→ **Selected excerpt**:
+ + +

What “Dances With Wolves” did by breaking the bank was change the equation by adding even more dollars to the pot. No longer need studios think of actor-directed films as almost invariable losers at the box office. Now they could curry favor and feed their insatiable financial blood lust at the same time.

As if that wasn’t incentive enough, one of the things that both “Indian Runner” and “Little Man Tate” show is that having a star as director puts you several legs up on the competition in media exposure for your film. Sean Penn, for instance, who has generally been as friendly toward the press as a pit bull on an off day, discovered a previously camouflaged affability and sensitivity and was rewarded by extensive press coverage of his directing debut.

With Jodie Foster, the situation was equally remarkable. A superior actress and by all accounts an articulate, thoughtful and cooperative woman, she parlayed her media good will into even more flattering coverage than Penn got, racking up covers of magazines ranging from Redbook to Time.

+ + +

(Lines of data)
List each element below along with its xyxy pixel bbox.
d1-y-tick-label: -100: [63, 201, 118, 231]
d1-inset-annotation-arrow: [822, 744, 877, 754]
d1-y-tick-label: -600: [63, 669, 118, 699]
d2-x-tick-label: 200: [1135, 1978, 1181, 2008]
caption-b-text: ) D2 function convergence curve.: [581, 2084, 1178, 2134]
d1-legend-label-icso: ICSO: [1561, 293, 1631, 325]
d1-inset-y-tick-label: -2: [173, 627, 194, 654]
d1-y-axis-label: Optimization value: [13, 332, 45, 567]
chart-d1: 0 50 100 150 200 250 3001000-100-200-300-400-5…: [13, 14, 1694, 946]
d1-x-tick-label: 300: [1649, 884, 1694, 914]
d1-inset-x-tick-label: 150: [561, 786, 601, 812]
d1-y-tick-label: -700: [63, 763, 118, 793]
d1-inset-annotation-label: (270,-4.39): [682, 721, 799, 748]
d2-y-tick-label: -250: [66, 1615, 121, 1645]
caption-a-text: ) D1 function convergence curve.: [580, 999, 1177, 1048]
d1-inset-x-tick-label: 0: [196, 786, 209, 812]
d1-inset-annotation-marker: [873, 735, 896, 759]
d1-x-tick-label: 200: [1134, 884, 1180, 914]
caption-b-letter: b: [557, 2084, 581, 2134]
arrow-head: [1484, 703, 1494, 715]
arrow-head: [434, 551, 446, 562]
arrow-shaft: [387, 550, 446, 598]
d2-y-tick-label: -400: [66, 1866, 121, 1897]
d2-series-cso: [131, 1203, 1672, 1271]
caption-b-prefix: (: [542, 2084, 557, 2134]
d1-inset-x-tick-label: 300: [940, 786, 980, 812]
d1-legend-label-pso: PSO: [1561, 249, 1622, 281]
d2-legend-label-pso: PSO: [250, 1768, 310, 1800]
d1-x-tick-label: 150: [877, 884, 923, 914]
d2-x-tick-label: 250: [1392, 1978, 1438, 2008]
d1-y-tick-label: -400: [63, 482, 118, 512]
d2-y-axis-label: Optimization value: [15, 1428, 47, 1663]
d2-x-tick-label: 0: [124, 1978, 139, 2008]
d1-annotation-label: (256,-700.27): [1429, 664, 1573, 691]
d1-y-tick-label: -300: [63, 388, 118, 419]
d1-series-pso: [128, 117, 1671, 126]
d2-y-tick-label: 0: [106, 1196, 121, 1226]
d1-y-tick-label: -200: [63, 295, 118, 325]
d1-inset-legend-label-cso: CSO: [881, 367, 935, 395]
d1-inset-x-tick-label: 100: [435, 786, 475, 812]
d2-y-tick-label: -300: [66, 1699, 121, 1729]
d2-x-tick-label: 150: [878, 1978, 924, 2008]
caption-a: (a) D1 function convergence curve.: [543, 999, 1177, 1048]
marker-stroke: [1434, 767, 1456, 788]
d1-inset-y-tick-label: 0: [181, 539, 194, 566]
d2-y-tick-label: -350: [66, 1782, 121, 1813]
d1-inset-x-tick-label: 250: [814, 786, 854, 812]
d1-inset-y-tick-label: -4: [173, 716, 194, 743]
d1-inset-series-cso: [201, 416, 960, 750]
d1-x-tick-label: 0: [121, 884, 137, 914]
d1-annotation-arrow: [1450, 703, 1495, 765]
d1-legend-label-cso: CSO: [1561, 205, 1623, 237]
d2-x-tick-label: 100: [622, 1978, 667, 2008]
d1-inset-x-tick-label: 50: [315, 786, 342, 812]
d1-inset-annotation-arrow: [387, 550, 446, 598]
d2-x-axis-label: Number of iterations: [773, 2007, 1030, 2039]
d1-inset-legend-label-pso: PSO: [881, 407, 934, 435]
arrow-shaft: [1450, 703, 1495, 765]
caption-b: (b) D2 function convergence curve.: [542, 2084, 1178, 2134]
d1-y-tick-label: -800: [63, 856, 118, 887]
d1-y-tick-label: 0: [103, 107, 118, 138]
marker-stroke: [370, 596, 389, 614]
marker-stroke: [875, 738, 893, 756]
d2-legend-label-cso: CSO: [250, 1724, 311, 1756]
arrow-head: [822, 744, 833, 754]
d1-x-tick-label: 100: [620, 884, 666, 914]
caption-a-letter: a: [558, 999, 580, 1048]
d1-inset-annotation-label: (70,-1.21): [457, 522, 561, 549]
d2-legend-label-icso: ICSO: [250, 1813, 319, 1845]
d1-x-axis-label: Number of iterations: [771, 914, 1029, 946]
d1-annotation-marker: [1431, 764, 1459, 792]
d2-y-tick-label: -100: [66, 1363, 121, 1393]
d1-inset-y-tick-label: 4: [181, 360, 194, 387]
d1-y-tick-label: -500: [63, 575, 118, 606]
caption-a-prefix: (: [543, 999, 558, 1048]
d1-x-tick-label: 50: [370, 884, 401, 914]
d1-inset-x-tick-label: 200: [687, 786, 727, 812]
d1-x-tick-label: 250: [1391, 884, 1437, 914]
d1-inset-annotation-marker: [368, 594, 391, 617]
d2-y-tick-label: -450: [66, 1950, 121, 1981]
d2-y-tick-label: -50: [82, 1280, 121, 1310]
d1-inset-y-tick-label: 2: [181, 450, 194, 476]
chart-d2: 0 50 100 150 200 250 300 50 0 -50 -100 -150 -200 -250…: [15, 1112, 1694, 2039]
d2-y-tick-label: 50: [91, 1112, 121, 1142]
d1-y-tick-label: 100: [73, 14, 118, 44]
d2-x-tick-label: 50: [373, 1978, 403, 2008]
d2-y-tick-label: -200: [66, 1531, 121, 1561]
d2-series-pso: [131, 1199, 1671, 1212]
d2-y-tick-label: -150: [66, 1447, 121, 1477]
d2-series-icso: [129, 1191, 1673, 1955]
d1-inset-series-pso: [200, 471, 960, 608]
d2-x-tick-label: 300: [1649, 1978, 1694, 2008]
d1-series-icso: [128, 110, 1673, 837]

+ + +

→ **Requirements**:
In the text about actor-directed films, which two magazines mark the range of covers Jodie Foster got?

→ **Final result**:
Redbook and Time.